▶ **Aim**: Going through the material below, please gather all lines with the word "teller" in them.

(Data excerpts)
☆ ☆ ☆ ☆

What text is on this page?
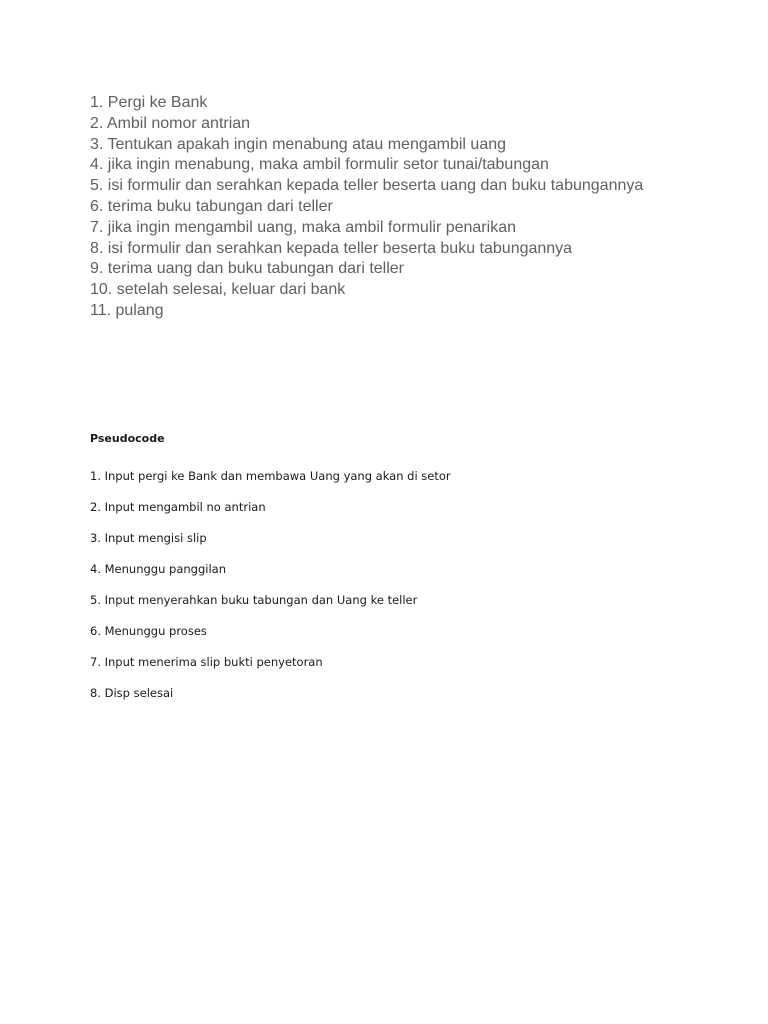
1. Pergi ke Bank
2. Ambil nomor antrian
3. Tentukan apakah ingin menabung atau mengambil uang
4. jika ingin menabung, maka ambil formulir setor tunai/tabungan
5. isi formulir dan serahkan kepada teller beserta uang dan buku tabungannya
6. terima buku tabungan dari teller
7. jika ingin mengambil uang, maka ambil formulir penarikan
8. isi formulir dan serahkan kepada teller beserta buku tabungannya
9. terima uang dan buku tabungan dari teller
10. setelah selesai, keluar dari bank
11. pulang
Pseudocode
1. Input pergi ke Bank dan membawa Uang yang akan di setor
2. Input mengambil no antrian
3. Input mengisi slip
4. Menunggu panggilan
5. Input menyerahkan buku tabungan dan Uang ke teller
6. Menunggu proses
7. Input menerima slip bukti penyetoran
8. Disp selesai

☆ ☆ ☆ ☆

▶ **Response below**:
5. isi formulir dan serahkan kepada teller beserta uang dan buku tabungannya
6. terima buku tabungan dari teller
8. isi formulir dan serahkan kepada teller beserta buku tabungannya
9. terima uang dan buku tabungan dari teller
5. Input menyerahkan buku tabungan dan Uang ke teller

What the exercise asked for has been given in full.